[Box annotation listing]
--- --- ---

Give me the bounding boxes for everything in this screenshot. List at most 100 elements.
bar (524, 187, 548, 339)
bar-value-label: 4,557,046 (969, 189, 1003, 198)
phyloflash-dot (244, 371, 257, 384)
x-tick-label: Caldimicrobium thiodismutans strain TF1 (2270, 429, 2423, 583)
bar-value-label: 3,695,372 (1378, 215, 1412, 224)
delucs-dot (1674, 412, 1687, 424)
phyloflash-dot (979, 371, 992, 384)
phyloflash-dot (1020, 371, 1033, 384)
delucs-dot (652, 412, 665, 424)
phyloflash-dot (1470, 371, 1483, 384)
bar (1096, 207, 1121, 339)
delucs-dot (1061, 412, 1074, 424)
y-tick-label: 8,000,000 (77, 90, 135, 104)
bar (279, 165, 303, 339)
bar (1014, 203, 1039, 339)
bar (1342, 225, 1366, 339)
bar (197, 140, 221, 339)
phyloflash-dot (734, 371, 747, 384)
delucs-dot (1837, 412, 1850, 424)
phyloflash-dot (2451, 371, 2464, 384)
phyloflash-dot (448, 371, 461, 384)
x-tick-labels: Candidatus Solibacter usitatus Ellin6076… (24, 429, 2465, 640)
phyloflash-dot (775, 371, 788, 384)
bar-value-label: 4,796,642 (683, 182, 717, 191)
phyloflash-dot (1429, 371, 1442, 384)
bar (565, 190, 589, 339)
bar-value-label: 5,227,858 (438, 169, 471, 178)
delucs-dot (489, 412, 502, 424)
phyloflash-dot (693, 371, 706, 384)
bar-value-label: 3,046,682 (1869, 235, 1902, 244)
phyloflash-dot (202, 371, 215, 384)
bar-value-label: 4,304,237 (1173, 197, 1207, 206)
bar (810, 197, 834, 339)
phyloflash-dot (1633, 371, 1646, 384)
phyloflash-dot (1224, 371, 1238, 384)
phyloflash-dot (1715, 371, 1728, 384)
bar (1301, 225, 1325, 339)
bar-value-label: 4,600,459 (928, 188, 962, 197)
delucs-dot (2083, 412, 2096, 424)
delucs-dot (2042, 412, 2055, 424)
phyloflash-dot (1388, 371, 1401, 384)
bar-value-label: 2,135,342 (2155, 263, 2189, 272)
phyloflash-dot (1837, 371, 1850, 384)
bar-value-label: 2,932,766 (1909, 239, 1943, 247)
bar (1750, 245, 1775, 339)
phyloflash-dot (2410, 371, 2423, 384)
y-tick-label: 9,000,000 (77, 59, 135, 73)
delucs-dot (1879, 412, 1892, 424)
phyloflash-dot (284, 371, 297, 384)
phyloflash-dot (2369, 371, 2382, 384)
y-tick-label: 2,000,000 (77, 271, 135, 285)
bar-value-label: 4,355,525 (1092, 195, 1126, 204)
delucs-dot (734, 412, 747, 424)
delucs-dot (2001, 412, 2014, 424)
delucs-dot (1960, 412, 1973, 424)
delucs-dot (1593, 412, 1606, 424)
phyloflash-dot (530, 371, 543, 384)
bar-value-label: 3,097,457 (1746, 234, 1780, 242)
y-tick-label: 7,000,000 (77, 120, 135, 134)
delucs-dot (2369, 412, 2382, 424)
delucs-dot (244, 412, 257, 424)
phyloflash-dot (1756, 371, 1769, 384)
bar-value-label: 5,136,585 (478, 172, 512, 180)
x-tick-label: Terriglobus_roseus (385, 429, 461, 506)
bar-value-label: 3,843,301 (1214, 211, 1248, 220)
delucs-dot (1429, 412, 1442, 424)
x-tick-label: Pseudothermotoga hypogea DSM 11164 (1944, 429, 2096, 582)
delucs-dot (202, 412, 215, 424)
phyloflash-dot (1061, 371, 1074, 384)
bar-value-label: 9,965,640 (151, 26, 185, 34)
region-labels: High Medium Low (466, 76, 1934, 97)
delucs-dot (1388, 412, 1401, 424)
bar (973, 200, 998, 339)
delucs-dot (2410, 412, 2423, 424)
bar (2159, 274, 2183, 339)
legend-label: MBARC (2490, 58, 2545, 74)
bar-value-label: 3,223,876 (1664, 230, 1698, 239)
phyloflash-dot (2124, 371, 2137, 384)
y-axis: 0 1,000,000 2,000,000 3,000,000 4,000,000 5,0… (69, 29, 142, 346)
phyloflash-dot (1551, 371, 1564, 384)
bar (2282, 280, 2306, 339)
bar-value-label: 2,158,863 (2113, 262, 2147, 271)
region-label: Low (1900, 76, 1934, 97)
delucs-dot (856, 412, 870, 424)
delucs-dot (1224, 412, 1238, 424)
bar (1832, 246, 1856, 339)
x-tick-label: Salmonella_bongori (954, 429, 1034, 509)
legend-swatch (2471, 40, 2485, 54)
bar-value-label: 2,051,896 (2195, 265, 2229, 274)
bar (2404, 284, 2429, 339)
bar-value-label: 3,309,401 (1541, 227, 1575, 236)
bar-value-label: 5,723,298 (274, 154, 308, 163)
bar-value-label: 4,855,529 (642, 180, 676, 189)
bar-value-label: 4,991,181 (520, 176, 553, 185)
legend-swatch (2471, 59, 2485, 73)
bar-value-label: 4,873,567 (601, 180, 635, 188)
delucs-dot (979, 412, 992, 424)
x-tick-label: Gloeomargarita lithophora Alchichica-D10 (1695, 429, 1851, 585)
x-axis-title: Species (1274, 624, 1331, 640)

--- --- ---

Goal —
Copy out every line of the listing above, keeping each character as it appears.

The solution —
Give me the bounding boxes for everything in this screenshot. List at most 100 elements.
bar (524, 187, 548, 339)
bar-value-label: 4,557,046 (969, 189, 1003, 198)
phyloflash-dot (244, 371, 257, 384)
x-tick-label: Caldimicrobium thiodismutans strain TF1 (2270, 429, 2423, 583)
bar-value-label: 3,695,372 (1378, 215, 1412, 224)
delucs-dot (1674, 412, 1687, 424)
phyloflash-dot (979, 371, 992, 384)
phyloflash-dot (1020, 371, 1033, 384)
delucs-dot (652, 412, 665, 424)
phyloflash-dot (1470, 371, 1483, 384)
bar (1096, 207, 1121, 339)
delucs-dot (1061, 412, 1074, 424)
y-tick-label: 8,000,000 (77, 90, 135, 104)
bar (279, 165, 303, 339)
bar (1014, 203, 1039, 339)
bar (1342, 225, 1366, 339)
bar (197, 140, 221, 339)
phyloflash-dot (734, 371, 747, 384)
delucs-dot (1837, 412, 1850, 424)
phyloflash-dot (2451, 371, 2464, 384)
phyloflash-dot (448, 371, 461, 384)
x-tick-labels: Candidatus Solibacter usitatus Ellin6076… (24, 429, 2465, 640)
phyloflash-dot (775, 371, 788, 384)
bar-value-label: 4,796,642 (683, 182, 717, 191)
phyloflash-dot (1429, 371, 1442, 384)
bar (565, 190, 589, 339)
bar-value-label: 5,227,858 (438, 169, 471, 178)
delucs-dot (489, 412, 502, 424)
phyloflash-dot (693, 371, 706, 384)
bar-value-label: 3,046,682 (1869, 235, 1902, 244)
phyloflash-dot (202, 371, 215, 384)
bar-value-label: 4,304,237 (1173, 197, 1207, 206)
bar (810, 197, 834, 339)
phyloflash-dot (1633, 371, 1646, 384)
phyloflash-dot (1224, 371, 1238, 384)
phyloflash-dot (1715, 371, 1728, 384)
bar (1301, 225, 1325, 339)
bar-value-label: 4,600,459 (928, 188, 962, 197)
delucs-dot (2083, 412, 2096, 424)
delucs-dot (2042, 412, 2055, 424)
phyloflash-dot (1388, 371, 1401, 384)
bar-value-label: 2,135,342 (2155, 263, 2189, 272)
phyloflash-dot (1837, 371, 1850, 384)
bar-value-label: 2,932,766 (1909, 239, 1943, 247)
bar (1750, 245, 1775, 339)
phyloflash-dot (2410, 371, 2423, 384)
y-tick-label: 9,000,000 (77, 59, 135, 73)
delucs-dot (1879, 412, 1892, 424)
phyloflash-dot (284, 371, 297, 384)
phyloflash-dot (2369, 371, 2382, 384)
y-tick-label: 2,000,000 (77, 271, 135, 285)
bar-value-label: 4,355,525 (1092, 195, 1126, 204)
delucs-dot (734, 412, 747, 424)
delucs-dot (2001, 412, 2014, 424)
delucs-dot (1960, 412, 1973, 424)
delucs-dot (1593, 412, 1606, 424)
phyloflash-dot (530, 371, 543, 384)
bar-value-label: 3,097,457 (1746, 234, 1780, 242)
y-tick-label: 7,000,000 (77, 120, 135, 134)
delucs-dot (2369, 412, 2382, 424)
delucs-dot (244, 412, 257, 424)
phyloflash-dot (1756, 371, 1769, 384)
bar-value-label: 5,136,585 (478, 172, 512, 180)
x-tick-label: Terriglobus_roseus (385, 429, 461, 506)
bar-value-label: 3,843,301 (1214, 211, 1248, 220)
delucs-dot (1429, 412, 1442, 424)
x-tick-label: Pseudothermotoga hypogea DSM 11164 (1944, 429, 2096, 582)
delucs-dot (202, 412, 215, 424)
phyloflash-dot (1061, 371, 1074, 384)
bar-value-label: 9,965,640 (151, 26, 185, 34)
region-labels: High Medium Low (466, 76, 1934, 97)
delucs-dot (1388, 412, 1401, 424)
bar (973, 200, 998, 339)
delucs-dot (2410, 412, 2423, 424)
bar (2159, 274, 2183, 339)
legend-label: MBARC (2490, 58, 2545, 74)
bar-value-label: 3,223,876 (1664, 230, 1698, 239)
phyloflash-dot (2124, 371, 2137, 384)
y-axis: 0 1,000,000 2,000,000 3,000,000 4,000,000 5,0… (69, 29, 142, 346)
phyloflash-dot (1551, 371, 1564, 384)
bar (2282, 280, 2306, 339)
bar-value-label: 2,158,863 (2113, 262, 2147, 271)
region-label: Low (1900, 76, 1934, 97)
delucs-dot (856, 412, 870, 424)
delucs-dot (1224, 412, 1238, 424)
bar (1832, 246, 1856, 339)
x-tick-label: Salmonella_bongori (954, 429, 1034, 509)
legend-swatch (2471, 40, 2485, 54)
bar-value-label: 2,051,896 (2195, 265, 2229, 274)
bar (2404, 284, 2429, 339)
bar-value-label: 3,309,401 (1541, 227, 1575, 236)
bar-value-label: 5,723,298 (274, 154, 308, 163)
bar-value-label: 4,855,529 (642, 180, 676, 189)
bar-value-label: 4,991,181 (520, 176, 553, 185)
legend-swatch (2471, 59, 2485, 73)
bar-value-label: 4,873,567 (601, 180, 635, 188)
delucs-dot (979, 412, 992, 424)
x-tick-label: Gloeomargarita lithophora Alchichica-D10 (1695, 429, 1851, 585)
x-axis-title: Species (1274, 624, 1331, 640)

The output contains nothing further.